Reproduce every line of the records below word for word, in the same order.

Record list:

━━━━━━━━━━━━━━━━

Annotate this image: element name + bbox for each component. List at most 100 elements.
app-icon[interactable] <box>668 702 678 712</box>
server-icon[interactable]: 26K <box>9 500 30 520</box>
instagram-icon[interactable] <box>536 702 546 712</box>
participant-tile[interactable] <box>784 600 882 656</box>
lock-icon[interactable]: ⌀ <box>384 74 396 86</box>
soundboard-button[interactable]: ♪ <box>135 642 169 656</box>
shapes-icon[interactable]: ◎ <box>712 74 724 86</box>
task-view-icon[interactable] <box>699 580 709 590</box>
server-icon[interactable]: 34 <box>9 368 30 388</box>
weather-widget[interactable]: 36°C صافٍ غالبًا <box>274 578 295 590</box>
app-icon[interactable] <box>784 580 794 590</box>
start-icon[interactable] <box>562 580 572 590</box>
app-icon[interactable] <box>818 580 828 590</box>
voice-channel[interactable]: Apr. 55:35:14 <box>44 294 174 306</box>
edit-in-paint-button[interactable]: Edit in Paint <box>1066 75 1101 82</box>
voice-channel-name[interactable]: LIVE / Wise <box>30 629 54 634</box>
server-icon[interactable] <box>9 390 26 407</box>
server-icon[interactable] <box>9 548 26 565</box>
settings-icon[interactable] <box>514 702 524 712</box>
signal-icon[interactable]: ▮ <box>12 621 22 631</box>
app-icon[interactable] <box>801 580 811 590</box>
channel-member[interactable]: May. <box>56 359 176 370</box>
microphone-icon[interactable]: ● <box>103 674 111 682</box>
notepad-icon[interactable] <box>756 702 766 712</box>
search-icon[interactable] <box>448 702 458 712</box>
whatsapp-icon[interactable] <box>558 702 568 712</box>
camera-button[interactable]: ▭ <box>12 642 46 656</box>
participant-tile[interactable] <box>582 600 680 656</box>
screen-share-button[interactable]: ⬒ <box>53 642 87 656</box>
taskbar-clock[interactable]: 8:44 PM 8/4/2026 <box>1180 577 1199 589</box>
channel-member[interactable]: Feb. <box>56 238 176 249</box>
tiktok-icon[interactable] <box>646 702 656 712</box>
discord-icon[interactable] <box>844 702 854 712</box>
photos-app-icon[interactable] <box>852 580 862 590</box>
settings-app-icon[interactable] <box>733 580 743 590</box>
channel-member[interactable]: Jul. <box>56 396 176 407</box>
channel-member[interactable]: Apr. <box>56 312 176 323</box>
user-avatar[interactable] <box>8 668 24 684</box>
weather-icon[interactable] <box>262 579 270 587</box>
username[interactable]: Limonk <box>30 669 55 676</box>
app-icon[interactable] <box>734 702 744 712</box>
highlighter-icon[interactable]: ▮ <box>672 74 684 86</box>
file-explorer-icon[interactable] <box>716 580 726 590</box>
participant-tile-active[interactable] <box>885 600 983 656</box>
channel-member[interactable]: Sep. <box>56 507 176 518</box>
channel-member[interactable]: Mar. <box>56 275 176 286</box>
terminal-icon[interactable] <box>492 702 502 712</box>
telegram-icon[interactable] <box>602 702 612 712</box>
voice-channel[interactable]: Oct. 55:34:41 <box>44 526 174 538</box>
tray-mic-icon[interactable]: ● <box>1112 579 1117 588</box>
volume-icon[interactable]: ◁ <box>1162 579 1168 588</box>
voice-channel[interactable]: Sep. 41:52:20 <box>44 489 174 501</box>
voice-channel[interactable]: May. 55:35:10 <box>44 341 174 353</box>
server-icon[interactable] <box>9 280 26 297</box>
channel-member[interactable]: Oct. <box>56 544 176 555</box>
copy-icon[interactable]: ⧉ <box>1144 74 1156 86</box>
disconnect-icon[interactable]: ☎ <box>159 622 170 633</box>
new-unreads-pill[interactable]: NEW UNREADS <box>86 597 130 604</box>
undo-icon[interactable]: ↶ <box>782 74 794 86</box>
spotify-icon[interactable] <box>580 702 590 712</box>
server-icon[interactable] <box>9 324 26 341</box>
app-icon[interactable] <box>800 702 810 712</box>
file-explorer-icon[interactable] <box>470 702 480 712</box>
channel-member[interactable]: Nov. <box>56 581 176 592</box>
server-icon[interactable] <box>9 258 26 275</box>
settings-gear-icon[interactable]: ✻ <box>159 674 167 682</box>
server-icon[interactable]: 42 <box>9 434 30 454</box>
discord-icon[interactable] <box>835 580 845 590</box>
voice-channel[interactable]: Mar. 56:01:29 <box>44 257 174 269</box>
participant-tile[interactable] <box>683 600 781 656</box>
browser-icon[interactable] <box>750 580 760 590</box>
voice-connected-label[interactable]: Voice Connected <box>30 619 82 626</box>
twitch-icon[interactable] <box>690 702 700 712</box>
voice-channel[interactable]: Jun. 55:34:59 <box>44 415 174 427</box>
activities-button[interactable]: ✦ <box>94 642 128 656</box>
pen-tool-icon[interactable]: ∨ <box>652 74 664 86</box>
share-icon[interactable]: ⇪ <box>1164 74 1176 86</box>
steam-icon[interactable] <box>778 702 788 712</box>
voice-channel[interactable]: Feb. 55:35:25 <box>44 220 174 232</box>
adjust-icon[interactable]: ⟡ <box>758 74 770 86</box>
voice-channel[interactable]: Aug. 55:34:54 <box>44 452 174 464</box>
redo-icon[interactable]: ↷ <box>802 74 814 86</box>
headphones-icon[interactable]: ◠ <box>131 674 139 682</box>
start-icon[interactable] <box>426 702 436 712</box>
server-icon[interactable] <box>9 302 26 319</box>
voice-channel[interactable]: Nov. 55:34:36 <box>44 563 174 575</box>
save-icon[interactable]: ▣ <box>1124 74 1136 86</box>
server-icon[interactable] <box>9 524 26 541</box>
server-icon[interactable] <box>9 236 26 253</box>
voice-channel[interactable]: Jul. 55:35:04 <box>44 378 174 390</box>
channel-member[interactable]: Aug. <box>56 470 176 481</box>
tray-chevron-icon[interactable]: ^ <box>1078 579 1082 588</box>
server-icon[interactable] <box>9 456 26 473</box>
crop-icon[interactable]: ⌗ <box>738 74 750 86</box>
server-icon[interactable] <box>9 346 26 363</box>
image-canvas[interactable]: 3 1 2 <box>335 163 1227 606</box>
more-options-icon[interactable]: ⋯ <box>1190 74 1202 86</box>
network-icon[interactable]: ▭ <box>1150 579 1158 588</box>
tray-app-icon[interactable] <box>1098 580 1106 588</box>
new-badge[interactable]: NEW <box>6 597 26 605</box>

━━━━━━━━━━━━━━━━

Result for this exercise:
Annotate this image: element name + bbox for each component. List at most 100 elements.
app-icon[interactable] <box>668 702 678 712</box>
server-icon[interactable]: 26K <box>9 500 30 520</box>
instagram-icon[interactable] <box>536 702 546 712</box>
participant-tile[interactable] <box>784 600 882 656</box>
lock-icon[interactable]: ⌀ <box>384 74 396 86</box>
soundboard-button[interactable]: ♪ <box>135 642 169 656</box>
shapes-icon[interactable]: ◎ <box>712 74 724 86</box>
task-view-icon[interactable] <box>699 580 709 590</box>
server-icon[interactable]: 34 <box>9 368 30 388</box>
weather-widget[interactable]: 36°C صافٍ غالبًا <box>274 578 295 590</box>
app-icon[interactable] <box>784 580 794 590</box>
start-icon[interactable] <box>562 580 572 590</box>
app-icon[interactable] <box>818 580 828 590</box>
voice-channel[interactable]: Apr. 55:35:14 <box>44 294 174 306</box>
edit-in-paint-button[interactable]: Edit in Paint <box>1066 75 1101 82</box>
voice-channel-name[interactable]: LIVE / Wise <box>30 629 54 634</box>
server-icon[interactable] <box>9 390 26 407</box>
server-icon[interactable] <box>9 548 26 565</box>
settings-icon[interactable] <box>514 702 524 712</box>
signal-icon[interactable]: ▮ <box>12 621 22 631</box>
app-icon[interactable] <box>801 580 811 590</box>
channel-member[interactable]: May. <box>56 359 176 370</box>
microphone-icon[interactable]: ● <box>103 674 111 682</box>
notepad-icon[interactable] <box>756 702 766 712</box>
search-icon[interactable] <box>448 702 458 712</box>
whatsapp-icon[interactable] <box>558 702 568 712</box>
camera-button[interactable]: ▭ <box>12 642 46 656</box>
participant-tile[interactable] <box>582 600 680 656</box>
screen-share-button[interactable]: ⬒ <box>53 642 87 656</box>
taskbar-clock[interactable]: 8:44 PM 8/4/2026 <box>1180 577 1199 589</box>
channel-member[interactable]: Feb. <box>56 238 176 249</box>
tiktok-icon[interactable] <box>646 702 656 712</box>
discord-icon[interactable] <box>844 702 854 712</box>
photos-app-icon[interactable] <box>852 580 862 590</box>
settings-app-icon[interactable] <box>733 580 743 590</box>
channel-member[interactable]: Jul. <box>56 396 176 407</box>
channel-member[interactable]: Apr. <box>56 312 176 323</box>
user-avatar[interactable] <box>8 668 24 684</box>
weather-icon[interactable] <box>262 579 270 587</box>
username[interactable]: Limonk <box>30 669 55 676</box>
app-icon[interactable] <box>734 702 744 712</box>
highlighter-icon[interactable]: ▮ <box>672 74 684 86</box>
file-explorer-icon[interactable] <box>716 580 726 590</box>
participant-tile-active[interactable] <box>885 600 983 656</box>
channel-member[interactable]: Sep. <box>56 507 176 518</box>
channel-member[interactable]: Mar. <box>56 275 176 286</box>
terminal-icon[interactable] <box>492 702 502 712</box>
telegram-icon[interactable] <box>602 702 612 712</box>
voice-channel[interactable]: Oct. 55:34:41 <box>44 526 174 538</box>
tray-mic-icon[interactable]: ● <box>1112 579 1117 588</box>
volume-icon[interactable]: ◁ <box>1162 579 1168 588</box>
voice-channel[interactable]: Sep. 41:52:20 <box>44 489 174 501</box>
voice-channel[interactable]: May. 55:35:10 <box>44 341 174 353</box>
server-icon[interactable] <box>9 280 26 297</box>
channel-member[interactable]: Oct. <box>56 544 176 555</box>
copy-icon[interactable]: ⧉ <box>1144 74 1156 86</box>
disconnect-icon[interactable]: ☎ <box>159 622 170 633</box>
new-unreads-pill[interactable]: NEW UNREADS <box>86 597 130 604</box>
undo-icon[interactable]: ↶ <box>782 74 794 86</box>
spotify-icon[interactable] <box>580 702 590 712</box>
server-icon[interactable] <box>9 324 26 341</box>
app-icon[interactable] <box>800 702 810 712</box>
file-explorer-icon[interactable] <box>470 702 480 712</box>
channel-member[interactable]: Nov. <box>56 581 176 592</box>
server-icon[interactable] <box>9 258 26 275</box>
settings-gear-icon[interactable]: ✻ <box>159 674 167 682</box>
server-icon[interactable]: 42 <box>9 434 30 454</box>
discord-icon[interactable] <box>835 580 845 590</box>
voice-channel[interactable]: Mar. 56:01:29 <box>44 257 174 269</box>
participant-tile[interactable] <box>683 600 781 656</box>
browser-icon[interactable] <box>750 580 760 590</box>
voice-connected-label[interactable]: Voice Connected <box>30 619 82 626</box>
twitch-icon[interactable] <box>690 702 700 712</box>
voice-channel[interactable]: Jun. 55:34:59 <box>44 415 174 427</box>
activities-button[interactable]: ✦ <box>94 642 128 656</box>
pen-tool-icon[interactable]: ∨ <box>652 74 664 86</box>
share-icon[interactable]: ⇪ <box>1164 74 1176 86</box>
steam-icon[interactable] <box>778 702 788 712</box>
voice-channel[interactable]: Feb. 55:35:25 <box>44 220 174 232</box>
adjust-icon[interactable]: ⟡ <box>758 74 770 86</box>
voice-channel[interactable]: Aug. 55:34:54 <box>44 452 174 464</box>
redo-icon[interactable]: ↷ <box>802 74 814 86</box>
headphones-icon[interactable]: ◠ <box>131 674 139 682</box>
start-icon[interactable] <box>426 702 436 712</box>
server-icon[interactable] <box>9 302 26 319</box>
voice-channel[interactable]: Nov. 55:34:36 <box>44 563 174 575</box>
save-icon[interactable]: ▣ <box>1124 74 1136 86</box>
server-icon[interactable] <box>9 524 26 541</box>
server-icon[interactable] <box>9 236 26 253</box>
voice-channel[interactable]: Jul. 55:35:04 <box>44 378 174 390</box>
channel-member[interactable]: Aug. <box>56 470 176 481</box>
tray-chevron-icon[interactable]: ^ <box>1078 579 1082 588</box>
server-icon[interactable] <box>9 456 26 473</box>
crop-icon[interactable]: ⌗ <box>738 74 750 86</box>
server-icon[interactable] <box>9 346 26 363</box>
image-canvas[interactable]: 3 1 2 <box>335 163 1227 606</box>
more-options-icon[interactable]: ⋯ <box>1190 74 1202 86</box>
network-icon[interactable]: ▭ <box>1150 579 1158 588</box>
tray-app-icon[interactable] <box>1098 580 1106 588</box>
new-badge[interactable]: NEW <box>6 597 26 605</box>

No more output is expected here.